> Instruction
Retype all the records with nothing changed.

Data items
┌──

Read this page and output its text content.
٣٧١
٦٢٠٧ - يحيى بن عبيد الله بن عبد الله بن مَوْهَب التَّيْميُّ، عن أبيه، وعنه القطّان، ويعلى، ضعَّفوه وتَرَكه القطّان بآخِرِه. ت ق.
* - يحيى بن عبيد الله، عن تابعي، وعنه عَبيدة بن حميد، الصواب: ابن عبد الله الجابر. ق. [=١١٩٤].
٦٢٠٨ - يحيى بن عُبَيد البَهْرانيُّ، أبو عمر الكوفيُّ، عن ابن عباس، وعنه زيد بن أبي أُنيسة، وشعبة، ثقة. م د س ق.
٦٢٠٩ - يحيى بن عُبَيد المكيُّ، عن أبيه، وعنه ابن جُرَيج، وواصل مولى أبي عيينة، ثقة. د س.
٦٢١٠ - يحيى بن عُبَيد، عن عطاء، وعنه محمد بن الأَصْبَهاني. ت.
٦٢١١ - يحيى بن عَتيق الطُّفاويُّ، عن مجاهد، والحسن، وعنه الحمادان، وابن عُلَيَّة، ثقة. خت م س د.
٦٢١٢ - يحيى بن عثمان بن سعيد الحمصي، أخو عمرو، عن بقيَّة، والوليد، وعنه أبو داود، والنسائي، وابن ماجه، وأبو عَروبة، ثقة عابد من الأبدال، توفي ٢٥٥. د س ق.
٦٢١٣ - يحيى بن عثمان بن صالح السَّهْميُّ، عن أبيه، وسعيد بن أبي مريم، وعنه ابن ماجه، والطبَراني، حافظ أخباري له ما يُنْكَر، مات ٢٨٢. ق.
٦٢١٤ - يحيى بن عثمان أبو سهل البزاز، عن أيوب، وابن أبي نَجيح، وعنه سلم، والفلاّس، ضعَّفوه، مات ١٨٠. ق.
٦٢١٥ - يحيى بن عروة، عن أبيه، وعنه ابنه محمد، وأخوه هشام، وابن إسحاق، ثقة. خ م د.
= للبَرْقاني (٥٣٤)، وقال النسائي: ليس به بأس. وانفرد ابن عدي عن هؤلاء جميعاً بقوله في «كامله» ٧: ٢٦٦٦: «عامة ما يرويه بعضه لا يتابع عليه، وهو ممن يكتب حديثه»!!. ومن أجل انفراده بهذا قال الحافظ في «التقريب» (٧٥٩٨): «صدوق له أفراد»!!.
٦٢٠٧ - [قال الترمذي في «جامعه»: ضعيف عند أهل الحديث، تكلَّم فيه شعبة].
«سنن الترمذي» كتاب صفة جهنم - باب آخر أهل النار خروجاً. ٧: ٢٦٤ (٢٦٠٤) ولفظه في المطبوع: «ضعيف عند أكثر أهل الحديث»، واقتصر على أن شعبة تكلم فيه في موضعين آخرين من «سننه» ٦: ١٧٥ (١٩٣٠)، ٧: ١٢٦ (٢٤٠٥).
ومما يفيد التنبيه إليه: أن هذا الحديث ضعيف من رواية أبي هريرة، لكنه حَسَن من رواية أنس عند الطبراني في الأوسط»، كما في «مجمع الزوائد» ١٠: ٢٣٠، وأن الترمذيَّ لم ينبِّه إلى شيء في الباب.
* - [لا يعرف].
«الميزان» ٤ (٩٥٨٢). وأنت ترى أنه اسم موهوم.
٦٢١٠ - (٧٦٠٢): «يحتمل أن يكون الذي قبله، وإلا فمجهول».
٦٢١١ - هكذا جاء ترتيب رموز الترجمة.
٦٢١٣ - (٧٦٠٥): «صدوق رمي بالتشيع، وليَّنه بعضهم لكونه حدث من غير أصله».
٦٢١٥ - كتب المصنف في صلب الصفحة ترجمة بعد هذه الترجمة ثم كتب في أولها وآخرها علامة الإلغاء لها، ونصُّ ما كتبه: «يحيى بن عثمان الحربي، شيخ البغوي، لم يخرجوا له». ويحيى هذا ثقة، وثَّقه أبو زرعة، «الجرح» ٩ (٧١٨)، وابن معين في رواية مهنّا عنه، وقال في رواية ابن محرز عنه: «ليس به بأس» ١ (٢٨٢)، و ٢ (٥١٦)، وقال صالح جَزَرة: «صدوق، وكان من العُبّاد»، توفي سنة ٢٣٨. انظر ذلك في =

└──

> Written response
Read this page and output its text content.
٣٧١
٦٢٠٧ - يحيى بن عبيد الله بن عبد الله بن مَوْهَب التَّيْميُّ، عن أبيه، وعنه القطّان، ويعلى، ضعَّفوه وتَرَكه القطّان بآخِرِه. ت ق.
* - يحيى بن عبيد الله، عن تابعي، وعنه عَبيدة بن حميد، الصواب: ابن عبد الله الجابر. ق. [=١١٩٤].
٦٢٠٨ - يحيى بن عُبَيد البَهْرانيُّ، أبو عمر الكوفيُّ، عن ابن عباس، وعنه زيد بن أبي أُنيسة، وشعبة، ثقة. م د س ق.
٦٢٠٩ - يحيى بن عُبَيد المكيُّ، عن أبيه، وعنه ابن جُرَيج، وواصل مولى أبي عيينة، ثقة. د س.
٦٢١٠ - يحيى بن عُبَيد، عن عطاء، وعنه محمد بن الأَصْبَهاني. ت.
٦٢١١ - يحيى بن عَتيق الطُّفاويُّ، عن مجاهد، والحسن، وعنه الحمادان، وابن عُلَيَّة، ثقة. خت م س د.
٦٢١٢ - يحيى بن عثمان بن سعيد الحمصي، أخو عمرو، عن بقيَّة، والوليد، وعنه أبو داود، والنسائي، وابن ماجه، وأبو عَروبة، ثقة عابد من الأبدال، توفي ٢٥٥. د س ق.
٦٢١٣ - يحيى بن عثمان بن صالح السَّهْميُّ، عن أبيه، وسعيد بن أبي مريم، وعنه ابن ماجه، والطبَراني، حافظ أخباري له ما يُنْكَر، مات ٢٨٢. ق.
٦٢١٤ - يحيى بن عثمان أبو سهل البزاز، عن أيوب، وابن أبي نَجيح، وعنه سلم، والفلاّس، ضعَّفوه، مات ١٨٠. ق.
٦٢١٥ - يحيى بن عروة، عن أبيه، وعنه ابنه محمد، وأخوه هشام، وابن إسحاق، ثقة. خ م د.
= للبَرْقاني (٥٣٤)، وقال النسائي: ليس به بأس. وانفرد ابن عدي عن هؤلاء جميعاً بقوله في «كامله» ٧: ٢٦٦٦: «عامة ما يرويه بعضه لا يتابع عليه، وهو ممن يكتب حديثه»!!. ومن أجل انفراده بهذا قال الحافظ في «التقريب» (٧٥٩٨): «صدوق له أفراد»!!.
٦٢٠٧ - [قال الترمذي في «جامعه»: ضعيف عند أهل الحديث، تكلَّم فيه شعبة].
«سنن الترمذي» كتاب صفة جهنم - باب آخر أهل النار خروجاً. ٧: ٢٦٤ (٢٦٠٤) ولفظه في المطبوع: «ضعيف عند أكثر أهل الحديث»، واقتصر على أن شعبة تكلم فيه في موضعين آخرين من «سننه» ٦: ١٧٥ (١٩٣٠)، ٧: ١٢٦ (٢٤٠٥).
ومما يفيد التنبيه إليه: أن هذا الحديث ضعيف من رواية أبي هريرة، لكنه حَسَن من رواية أنس عند الطبراني في الأوسط»، كما في «مجمع الزوائد» ١٠: ٢٣٠، وأن الترمذيَّ لم ينبِّه إلى شيء في الباب.
* - [لا يعرف].
«الميزان» ٤ (٩٥٨٢). وأنت ترى أنه اسم موهوم.
٦٢١٠ - (٧٦٠٢): «يحتمل أن يكون الذي قبله، وإلا فمجهول».
٦٢١١ - هكذا جاء ترتيب رموز الترجمة.
٦٢١٣ - (٧٦٠٥): «صدوق رمي بالتشيع، وليَّنه بعضهم لكونه حدث من غير أصله».
٦٢١٥ - كتب المصنف في صلب الصفحة ترجمة بعد هذه الترجمة ثم كتب في أولها وآخرها علامة الإلغاء لها، ونصُّ ما كتبه: «يحيى بن عثمان الحربي، شيخ البغوي، لم يخرجوا له». ويحيى هذا ثقة، وثَّقه أبو زرعة، «الجرح» ٩ (٧١٨)، وابن معين في رواية مهنّا عنه، وقال في رواية ابن محرز عنه: «ليس به بأس» ١ (٢٨٢)، و ٢ (٥١٦)، وقال صالح جَزَرة: «صدوق، وكان من العُبّاد»، توفي سنة ٢٣٨. انظر ذلك في =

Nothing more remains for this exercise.